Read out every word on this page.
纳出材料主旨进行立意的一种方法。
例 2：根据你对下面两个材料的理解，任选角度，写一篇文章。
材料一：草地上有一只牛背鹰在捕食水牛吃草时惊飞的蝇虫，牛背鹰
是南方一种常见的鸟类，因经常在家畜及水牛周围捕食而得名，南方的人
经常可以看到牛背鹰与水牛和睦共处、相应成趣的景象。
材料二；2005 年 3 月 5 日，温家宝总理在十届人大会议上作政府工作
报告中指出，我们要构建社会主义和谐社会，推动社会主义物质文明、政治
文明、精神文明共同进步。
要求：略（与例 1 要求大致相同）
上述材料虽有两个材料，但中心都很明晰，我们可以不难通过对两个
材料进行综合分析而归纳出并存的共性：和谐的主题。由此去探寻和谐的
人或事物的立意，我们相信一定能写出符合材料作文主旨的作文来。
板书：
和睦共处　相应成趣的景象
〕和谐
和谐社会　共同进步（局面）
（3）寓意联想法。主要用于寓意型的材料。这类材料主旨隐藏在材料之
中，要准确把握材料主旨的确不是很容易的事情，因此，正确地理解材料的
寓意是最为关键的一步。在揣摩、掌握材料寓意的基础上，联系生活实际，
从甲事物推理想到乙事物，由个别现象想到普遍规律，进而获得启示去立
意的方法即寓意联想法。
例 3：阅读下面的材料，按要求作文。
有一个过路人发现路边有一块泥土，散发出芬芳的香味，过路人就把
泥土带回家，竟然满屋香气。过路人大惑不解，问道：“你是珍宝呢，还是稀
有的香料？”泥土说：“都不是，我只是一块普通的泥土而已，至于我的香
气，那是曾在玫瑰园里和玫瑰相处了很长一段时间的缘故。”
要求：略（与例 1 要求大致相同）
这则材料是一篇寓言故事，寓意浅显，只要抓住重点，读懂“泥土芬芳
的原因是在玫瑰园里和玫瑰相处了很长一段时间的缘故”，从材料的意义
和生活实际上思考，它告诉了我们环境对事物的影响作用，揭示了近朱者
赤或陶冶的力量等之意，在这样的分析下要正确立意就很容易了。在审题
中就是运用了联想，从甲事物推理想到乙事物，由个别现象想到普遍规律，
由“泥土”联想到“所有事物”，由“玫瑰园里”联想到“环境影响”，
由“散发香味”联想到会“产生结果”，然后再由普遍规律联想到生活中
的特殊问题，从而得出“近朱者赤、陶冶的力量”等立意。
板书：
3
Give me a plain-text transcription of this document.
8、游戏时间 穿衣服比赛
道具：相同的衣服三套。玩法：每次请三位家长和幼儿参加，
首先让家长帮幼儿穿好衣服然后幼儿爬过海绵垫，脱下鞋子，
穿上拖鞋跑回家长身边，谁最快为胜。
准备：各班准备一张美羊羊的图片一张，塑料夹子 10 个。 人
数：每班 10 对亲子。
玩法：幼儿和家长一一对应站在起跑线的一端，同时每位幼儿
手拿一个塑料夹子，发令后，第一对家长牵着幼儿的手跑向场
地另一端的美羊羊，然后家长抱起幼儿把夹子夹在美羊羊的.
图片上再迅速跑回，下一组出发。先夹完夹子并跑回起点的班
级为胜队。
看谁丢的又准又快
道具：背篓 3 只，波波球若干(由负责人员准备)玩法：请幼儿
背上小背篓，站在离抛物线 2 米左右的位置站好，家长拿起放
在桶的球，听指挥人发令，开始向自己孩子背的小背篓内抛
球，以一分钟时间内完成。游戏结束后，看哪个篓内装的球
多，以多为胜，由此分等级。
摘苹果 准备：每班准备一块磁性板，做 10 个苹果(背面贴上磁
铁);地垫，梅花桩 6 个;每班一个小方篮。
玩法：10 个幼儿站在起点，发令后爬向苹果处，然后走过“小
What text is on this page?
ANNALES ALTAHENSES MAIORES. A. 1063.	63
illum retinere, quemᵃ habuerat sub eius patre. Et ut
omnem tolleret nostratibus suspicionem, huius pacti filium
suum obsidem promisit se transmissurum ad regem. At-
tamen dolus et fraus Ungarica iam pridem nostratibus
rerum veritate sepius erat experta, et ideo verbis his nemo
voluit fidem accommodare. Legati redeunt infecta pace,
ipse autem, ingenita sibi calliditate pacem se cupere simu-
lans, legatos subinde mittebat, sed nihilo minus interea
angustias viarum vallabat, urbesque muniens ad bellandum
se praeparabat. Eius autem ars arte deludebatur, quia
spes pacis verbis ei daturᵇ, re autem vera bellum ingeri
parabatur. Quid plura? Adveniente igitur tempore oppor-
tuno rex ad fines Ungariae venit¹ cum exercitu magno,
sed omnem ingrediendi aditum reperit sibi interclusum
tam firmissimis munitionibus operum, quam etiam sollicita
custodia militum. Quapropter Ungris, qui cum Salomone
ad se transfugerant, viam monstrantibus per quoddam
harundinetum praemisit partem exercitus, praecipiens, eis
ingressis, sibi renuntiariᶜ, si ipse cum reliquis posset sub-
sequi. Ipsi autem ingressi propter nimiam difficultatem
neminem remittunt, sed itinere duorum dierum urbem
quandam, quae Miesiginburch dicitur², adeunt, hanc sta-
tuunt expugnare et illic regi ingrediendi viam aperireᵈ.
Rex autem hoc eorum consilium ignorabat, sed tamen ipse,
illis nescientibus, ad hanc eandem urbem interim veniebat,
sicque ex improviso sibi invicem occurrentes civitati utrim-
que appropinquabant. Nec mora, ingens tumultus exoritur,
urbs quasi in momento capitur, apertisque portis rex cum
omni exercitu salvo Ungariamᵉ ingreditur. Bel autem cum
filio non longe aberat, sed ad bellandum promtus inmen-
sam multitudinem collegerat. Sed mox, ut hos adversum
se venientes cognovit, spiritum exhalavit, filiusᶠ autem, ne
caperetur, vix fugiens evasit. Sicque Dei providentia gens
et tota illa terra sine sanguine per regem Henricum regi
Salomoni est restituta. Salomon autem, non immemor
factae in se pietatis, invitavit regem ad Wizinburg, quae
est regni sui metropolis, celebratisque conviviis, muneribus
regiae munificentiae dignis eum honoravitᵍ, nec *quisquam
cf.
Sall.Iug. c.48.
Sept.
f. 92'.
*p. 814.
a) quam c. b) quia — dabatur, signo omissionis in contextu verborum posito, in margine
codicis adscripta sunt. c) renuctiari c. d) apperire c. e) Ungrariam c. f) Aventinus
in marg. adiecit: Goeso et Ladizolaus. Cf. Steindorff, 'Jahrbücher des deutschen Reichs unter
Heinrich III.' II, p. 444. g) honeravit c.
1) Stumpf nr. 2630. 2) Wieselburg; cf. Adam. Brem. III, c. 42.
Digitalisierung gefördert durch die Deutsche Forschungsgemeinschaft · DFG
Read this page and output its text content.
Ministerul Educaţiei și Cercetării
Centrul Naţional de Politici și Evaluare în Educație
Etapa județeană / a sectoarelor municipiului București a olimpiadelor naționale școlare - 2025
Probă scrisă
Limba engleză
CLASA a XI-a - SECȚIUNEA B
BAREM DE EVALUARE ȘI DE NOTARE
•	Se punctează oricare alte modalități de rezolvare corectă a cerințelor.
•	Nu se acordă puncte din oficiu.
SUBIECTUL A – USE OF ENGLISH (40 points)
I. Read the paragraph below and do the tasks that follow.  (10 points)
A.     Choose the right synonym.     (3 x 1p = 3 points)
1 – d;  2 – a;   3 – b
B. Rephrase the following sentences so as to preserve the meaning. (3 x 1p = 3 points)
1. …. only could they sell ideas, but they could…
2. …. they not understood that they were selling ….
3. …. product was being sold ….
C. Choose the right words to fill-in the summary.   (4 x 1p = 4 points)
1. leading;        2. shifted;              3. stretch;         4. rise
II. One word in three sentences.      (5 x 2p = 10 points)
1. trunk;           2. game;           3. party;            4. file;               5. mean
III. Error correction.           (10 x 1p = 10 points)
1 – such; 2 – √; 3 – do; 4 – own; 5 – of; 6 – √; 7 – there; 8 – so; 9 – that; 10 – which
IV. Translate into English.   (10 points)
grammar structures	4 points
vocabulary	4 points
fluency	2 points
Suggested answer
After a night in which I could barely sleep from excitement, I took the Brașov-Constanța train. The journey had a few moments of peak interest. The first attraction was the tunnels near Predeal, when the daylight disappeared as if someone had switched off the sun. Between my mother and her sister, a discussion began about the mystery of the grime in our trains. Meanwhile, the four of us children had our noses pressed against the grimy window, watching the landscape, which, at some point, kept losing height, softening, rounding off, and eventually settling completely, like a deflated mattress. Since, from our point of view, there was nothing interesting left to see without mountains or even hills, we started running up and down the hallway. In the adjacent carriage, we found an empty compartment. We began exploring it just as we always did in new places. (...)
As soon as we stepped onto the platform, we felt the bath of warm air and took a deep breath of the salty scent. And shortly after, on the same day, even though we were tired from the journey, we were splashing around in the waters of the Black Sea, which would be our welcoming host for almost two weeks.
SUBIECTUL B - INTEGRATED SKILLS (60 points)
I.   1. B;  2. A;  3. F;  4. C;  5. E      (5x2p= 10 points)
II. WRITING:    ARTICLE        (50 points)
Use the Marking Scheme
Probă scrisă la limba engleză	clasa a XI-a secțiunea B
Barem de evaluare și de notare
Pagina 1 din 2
━━━━
→ What the task asks:
In the listing, find each line with the string "that" and copy it.

→ Finished task:
I. Read the paragraph below and do the tasks that follow.  (10 points)
2. …. they not understood that they were selling ….
1 – such; 2 – √; 3 – do; 4 – own; 5 – of; 6 – √; 7 – there; 8 – so; 9 – that; 10 – which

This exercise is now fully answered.